» Direction
Convert the lines below into a JSON list of strings, with one string for each line and blank lines omitted.

» Extracted records
# # # # # # #

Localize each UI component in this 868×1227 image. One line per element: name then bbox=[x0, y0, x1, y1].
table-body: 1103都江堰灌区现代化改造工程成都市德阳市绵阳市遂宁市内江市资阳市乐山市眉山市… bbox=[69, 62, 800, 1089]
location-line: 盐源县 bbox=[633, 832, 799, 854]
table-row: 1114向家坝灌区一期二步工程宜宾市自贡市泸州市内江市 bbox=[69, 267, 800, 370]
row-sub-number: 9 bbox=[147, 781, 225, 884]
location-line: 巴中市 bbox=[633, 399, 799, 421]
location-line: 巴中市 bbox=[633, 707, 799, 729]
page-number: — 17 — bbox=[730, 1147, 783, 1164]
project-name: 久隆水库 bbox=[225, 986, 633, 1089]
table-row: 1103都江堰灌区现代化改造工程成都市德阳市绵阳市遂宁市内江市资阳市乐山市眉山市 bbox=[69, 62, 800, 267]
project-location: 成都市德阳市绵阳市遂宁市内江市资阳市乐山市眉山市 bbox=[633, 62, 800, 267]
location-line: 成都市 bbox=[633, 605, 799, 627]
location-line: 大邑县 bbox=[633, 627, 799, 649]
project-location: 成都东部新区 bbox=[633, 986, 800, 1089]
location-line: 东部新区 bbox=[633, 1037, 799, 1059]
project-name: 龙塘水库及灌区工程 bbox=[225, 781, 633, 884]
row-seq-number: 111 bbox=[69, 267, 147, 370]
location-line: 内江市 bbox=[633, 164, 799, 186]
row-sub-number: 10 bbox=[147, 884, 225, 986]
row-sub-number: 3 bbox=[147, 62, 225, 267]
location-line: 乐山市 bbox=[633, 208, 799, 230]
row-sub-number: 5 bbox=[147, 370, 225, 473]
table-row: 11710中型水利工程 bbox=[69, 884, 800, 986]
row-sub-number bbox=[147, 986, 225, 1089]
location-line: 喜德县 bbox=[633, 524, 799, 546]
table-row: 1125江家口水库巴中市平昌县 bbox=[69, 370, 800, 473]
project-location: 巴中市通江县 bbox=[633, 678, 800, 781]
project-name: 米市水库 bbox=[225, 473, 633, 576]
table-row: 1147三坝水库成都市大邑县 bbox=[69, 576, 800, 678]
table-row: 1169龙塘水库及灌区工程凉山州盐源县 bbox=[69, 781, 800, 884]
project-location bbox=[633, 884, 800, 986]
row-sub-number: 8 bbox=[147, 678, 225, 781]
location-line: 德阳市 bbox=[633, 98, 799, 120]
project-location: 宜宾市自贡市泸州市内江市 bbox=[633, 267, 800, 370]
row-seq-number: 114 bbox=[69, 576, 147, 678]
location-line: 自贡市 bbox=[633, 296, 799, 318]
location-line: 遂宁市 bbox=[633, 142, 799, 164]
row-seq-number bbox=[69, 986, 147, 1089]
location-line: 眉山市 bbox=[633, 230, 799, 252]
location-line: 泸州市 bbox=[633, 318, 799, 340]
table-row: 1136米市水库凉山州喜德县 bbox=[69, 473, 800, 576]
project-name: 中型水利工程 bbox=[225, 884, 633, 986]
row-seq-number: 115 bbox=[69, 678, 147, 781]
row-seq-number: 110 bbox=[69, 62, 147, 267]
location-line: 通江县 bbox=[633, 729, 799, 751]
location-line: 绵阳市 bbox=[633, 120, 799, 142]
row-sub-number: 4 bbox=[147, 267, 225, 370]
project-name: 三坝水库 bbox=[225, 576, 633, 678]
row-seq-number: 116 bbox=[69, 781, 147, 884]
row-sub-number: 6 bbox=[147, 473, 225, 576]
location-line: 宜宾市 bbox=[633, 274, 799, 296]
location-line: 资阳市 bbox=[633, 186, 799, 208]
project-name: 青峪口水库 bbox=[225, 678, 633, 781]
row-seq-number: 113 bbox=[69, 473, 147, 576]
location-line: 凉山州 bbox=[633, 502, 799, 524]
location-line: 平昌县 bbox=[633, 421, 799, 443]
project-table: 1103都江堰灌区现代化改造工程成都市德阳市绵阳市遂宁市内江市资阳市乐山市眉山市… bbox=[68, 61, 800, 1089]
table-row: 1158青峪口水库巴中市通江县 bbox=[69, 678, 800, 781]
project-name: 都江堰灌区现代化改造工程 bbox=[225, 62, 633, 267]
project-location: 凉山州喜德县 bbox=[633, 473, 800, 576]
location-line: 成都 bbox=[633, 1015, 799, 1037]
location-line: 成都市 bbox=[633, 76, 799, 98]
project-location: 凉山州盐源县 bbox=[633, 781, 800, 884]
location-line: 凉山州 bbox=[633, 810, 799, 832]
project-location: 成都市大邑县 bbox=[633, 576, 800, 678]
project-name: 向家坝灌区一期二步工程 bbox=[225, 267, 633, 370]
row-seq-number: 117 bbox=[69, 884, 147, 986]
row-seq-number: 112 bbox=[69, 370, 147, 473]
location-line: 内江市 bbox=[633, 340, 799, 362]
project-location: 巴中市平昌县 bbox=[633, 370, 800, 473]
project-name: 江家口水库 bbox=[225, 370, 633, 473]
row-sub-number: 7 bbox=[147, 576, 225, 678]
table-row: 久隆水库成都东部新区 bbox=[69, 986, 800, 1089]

# # # # # # #

» Task answer
[
  "Localize each UI component in this 868×1227 image. One line per element: name then bbox=[x0, y0, x1, y1].",
  "table-body: 1103都江堰灌区现代化改造工程成都市德阳市绵阳市遂宁市内江市资阳市乐山市眉山市… bbox=[69, 62, 800, 1089]",
  "location-line: 盐源县 bbox=[633, 832, 799, 854]",
  "table-row: 1114向家坝灌区一期二步工程宜宾市自贡市泸州市内江市 bbox=[69, 267, 800, 370]",
  "row-sub-number: 9 bbox=[147, 781, 225, 884]",
  "location-line: 巴中市 bbox=[633, 399, 799, 421]",
  "location-line: 巴中市 bbox=[633, 707, 799, 729]",
  "page-number: — 17 — bbox=[730, 1147, 783, 1164]",
  "project-name: 久隆水库 bbox=[225, 986, 633, 1089]",
  "table-row: 1103都江堰灌区现代化改造工程成都市德阳市绵阳市遂宁市内江市资阳市乐山市眉山市 bbox=[69, 62, 800, 267]",
  "project-location: 成都市德阳市绵阳市遂宁市内江市资阳市乐山市眉山市 bbox=[633, 62, 800, 267]",
  "location-line: 成都市 bbox=[633, 605, 799, 627]",
  "location-line: 大邑县 bbox=[633, 627, 799, 649]",
  "project-location: 成都东部新区 bbox=[633, 986, 800, 1089]",
  "location-line: 东部新区 bbox=[633, 1037, 799, 1059]",
  "project-name: 龙塘水库及灌区工程 bbox=[225, 781, 633, 884]",
  "row-seq-number: 111 bbox=[69, 267, 147, 370]",
  "location-line: 内江市 bbox=[633, 164, 799, 186]",
  "row-sub-number: 10 bbox=[147, 884, 225, 986]",
  "row-sub-number: 3 bbox=[147, 62, 225, 267]",
  "location-line: 乐山市 bbox=[633, 208, 799, 230]",
  "row-sub-number: 5 bbox=[147, 370, 225, 473]",
  "table-row: 11710中型水利工程 bbox=[69, 884, 800, 986]",
  "row-sub-number bbox=[147, 986, 225, 1089]",
  "location-line: 喜德县 bbox=[633, 524, 799, 546]",
  "table-row: 1125江家口水库巴中市平昌县 bbox=[69, 370, 800, 473]",
  "project-location: 巴中市通江县 bbox=[633, 678, 800, 781]",
  "project-name: 米市水库 bbox=[225, 473, 633, 576]",
  "table-row: 1147三坝水库成都市大邑县 bbox=[69, 576, 800, 678]",
  "table-row: 1169龙塘水库及灌区工程凉山州盐源县 bbox=[69, 781, 800, 884]",
  "project-location bbox=[633, 884, 800, 986]",
  "row-sub-number: 8 bbox=[147, 678, 225, 781]",
  "location-line: 德阳市 bbox=[633, 98, 799, 120]",
  "project-location: 宜宾市自贡市泸州市内江市 bbox=[633, 267, 800, 370]",
  "row-seq-number: 114 bbox=[69, 576, 147, 678]",
  "location-line: 自贡市 bbox=[633, 296, 799, 318]",
  "location-line: 遂宁市 bbox=[633, 142, 799, 164]",
  "row-seq-number bbox=[69, 986, 147, 1089]",
  "location-line: 眉山市 bbox=[633, 230, 799, 252]",
  "location-line: 泸州市 bbox=[633, 318, 799, 340]",
  "table-row: 1136米市水库凉山州喜德县 bbox=[69, 473, 800, 576]",
  "project-name: 中型水利工程 bbox=[225, 884, 633, 986]",
  "row-seq-number: 115 bbox=[69, 678, 147, 781]",
  "row-seq-number: 110 bbox=[69, 62, 147, 267]",
  "location-line: 通江县 bbox=[633, 729, 799, 751]",
  "location-line: 绵阳市 bbox=[633, 120, 799, 142]",
  "row-sub-number: 4 bbox=[147, 267, 225, 370]",
  "project-name: 三坝水库 bbox=[225, 576, 633, 678]",
  "row-seq-number: 116 bbox=[69, 781, 147, 884]",
  "row-sub-number: 6 bbox=[147, 473, 225, 576]",
  "location-line: 宜宾市 bbox=[633, 274, 799, 296]",
  "location-line: 资阳市 bbox=[633, 186, 799, 208]",
  "project-name: 青峪口水库 bbox=[225, 678, 633, 781]",
  "row-seq-number: 113 bbox=[69, 473, 147, 576]",
  "location-line: 凉山州 bbox=[633, 502, 799, 524]",
  "location-line: 平昌县 bbox=[633, 421, 799, 443]",
  "project-table: 1103都江堰灌区现代化改造工程成都市德阳市绵阳市遂宁市内江市资阳市乐山市眉山市… bbox=[68, 61, 800, 1089]",
  "table-row: 1158青峪口水库巴中市通江县 bbox=[69, 678, 800, 781]",
  "project-name: 都江堰灌区现代化改造工程 bbox=[225, 62, 633, 267]",
  "project-location: 凉山州喜德县 bbox=[633, 473, 800, 576]",
  "location-line: 成都 bbox=[633, 1015, 799, 1037]",
  "location-line: 成都市 bbox=[633, 76, 799, 98]",
  "project-location: 凉山州盐源县 bbox=[633, 781, 800, 884]",
  "location-line: 凉山州 bbox=[633, 810, 799, 832]",
  "project-location: 成都市大邑县 bbox=[633, 576, 800, 678]",
  "project-name: 向家坝灌区一期二步工程 bbox=[225, 267, 633, 370]",
  "row-seq-number: 117 bbox=[69, 884, 147, 986]",
  "row-seq-number: 112 bbox=[69, 370, 147, 473]",
  "location-line: 内江市 bbox=[633, 340, 799, 362]",
  "project-location: 巴中市平昌县 bbox=[633, 370, 800, 473]",
  "project-name: 江家口水库 bbox=[225, 370, 633, 473]",
  "row-sub-number: 7 bbox=[147, 576, 225, 678]",
  "table-row: 久隆水库成都东部新区 bbox=[69, 986, 800, 1089]"
]